WRITTEN TASK = Identify each line containing the word "bezrobotnych" and copy it.
Start of RECORD LIST
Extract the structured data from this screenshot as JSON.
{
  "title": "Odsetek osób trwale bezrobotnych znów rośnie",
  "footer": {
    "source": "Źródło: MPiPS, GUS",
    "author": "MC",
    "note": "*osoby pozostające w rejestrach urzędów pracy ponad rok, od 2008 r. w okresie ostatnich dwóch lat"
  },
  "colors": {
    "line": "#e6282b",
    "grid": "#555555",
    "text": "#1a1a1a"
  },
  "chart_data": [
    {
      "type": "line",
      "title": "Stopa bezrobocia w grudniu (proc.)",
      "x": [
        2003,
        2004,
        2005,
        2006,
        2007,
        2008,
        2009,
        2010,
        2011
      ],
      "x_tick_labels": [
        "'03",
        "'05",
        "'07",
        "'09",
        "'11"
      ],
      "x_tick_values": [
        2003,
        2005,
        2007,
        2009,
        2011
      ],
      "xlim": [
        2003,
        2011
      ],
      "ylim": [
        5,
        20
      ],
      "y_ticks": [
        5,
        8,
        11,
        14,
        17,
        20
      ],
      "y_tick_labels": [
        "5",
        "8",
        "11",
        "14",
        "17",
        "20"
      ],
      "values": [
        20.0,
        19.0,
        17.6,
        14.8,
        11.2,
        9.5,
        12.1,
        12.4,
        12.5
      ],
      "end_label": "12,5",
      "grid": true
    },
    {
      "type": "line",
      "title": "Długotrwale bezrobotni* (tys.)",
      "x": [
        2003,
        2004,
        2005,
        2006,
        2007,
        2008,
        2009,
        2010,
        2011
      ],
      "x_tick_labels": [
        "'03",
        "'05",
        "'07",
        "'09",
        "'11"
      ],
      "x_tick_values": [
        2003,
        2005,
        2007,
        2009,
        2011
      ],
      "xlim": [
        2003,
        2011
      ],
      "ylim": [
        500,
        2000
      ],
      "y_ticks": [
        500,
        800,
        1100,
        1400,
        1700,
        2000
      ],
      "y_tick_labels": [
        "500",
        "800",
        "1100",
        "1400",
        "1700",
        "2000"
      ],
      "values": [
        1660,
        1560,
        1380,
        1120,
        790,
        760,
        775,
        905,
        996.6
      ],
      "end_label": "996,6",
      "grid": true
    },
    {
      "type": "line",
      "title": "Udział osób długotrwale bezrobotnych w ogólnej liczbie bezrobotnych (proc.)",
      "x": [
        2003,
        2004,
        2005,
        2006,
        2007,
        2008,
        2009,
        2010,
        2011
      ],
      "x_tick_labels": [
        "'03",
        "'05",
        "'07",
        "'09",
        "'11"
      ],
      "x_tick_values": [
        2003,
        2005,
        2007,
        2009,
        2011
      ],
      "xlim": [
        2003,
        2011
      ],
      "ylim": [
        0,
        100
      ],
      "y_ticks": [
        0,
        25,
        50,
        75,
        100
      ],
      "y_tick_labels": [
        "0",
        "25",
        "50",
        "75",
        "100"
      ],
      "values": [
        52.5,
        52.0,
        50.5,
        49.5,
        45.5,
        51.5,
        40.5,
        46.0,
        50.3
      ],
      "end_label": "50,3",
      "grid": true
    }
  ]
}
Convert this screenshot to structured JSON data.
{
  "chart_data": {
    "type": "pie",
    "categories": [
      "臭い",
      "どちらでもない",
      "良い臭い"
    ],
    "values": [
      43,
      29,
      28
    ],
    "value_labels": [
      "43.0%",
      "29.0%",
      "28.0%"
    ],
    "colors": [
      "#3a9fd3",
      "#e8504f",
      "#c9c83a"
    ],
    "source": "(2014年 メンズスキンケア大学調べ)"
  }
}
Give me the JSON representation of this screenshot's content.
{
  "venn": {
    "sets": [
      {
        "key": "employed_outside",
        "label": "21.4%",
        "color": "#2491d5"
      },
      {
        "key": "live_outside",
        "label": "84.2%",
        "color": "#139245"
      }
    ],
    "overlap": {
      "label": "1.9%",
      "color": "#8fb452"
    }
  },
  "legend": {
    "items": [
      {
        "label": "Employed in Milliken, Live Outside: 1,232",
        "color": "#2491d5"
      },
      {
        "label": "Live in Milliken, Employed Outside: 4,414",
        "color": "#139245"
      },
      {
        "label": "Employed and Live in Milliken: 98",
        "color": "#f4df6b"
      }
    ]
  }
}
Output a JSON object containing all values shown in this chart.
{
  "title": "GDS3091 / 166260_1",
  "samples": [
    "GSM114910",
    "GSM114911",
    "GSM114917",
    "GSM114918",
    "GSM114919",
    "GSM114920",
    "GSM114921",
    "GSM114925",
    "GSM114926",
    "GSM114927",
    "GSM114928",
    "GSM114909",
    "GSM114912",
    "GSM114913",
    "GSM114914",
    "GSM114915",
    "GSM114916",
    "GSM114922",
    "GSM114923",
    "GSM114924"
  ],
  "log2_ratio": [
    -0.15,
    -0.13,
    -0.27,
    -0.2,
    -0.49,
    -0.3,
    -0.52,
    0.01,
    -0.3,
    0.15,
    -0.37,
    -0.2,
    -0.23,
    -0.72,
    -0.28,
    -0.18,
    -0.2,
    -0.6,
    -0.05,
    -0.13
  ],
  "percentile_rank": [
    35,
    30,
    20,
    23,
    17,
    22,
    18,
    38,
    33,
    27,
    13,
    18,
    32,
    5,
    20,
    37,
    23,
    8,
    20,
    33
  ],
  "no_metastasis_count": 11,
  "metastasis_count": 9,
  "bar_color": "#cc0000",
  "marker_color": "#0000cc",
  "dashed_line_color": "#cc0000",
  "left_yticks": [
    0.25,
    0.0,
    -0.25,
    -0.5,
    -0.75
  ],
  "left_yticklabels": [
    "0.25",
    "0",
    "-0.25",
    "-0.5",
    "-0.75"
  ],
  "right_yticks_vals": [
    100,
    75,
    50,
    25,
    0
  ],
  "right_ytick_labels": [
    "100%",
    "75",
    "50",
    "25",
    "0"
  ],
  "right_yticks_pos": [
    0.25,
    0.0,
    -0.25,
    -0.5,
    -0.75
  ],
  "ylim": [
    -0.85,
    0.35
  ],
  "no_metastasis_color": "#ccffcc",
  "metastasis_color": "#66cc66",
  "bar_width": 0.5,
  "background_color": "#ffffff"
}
End of RECORD LIST
COMPLETED TASK =
  "title": "Odsetek osób trwale bezrobotnych znów rośnie",
      "title": "Udział osób długotrwale bezrobotnych w ogólnej liczbie bezrobotnych (proc.)",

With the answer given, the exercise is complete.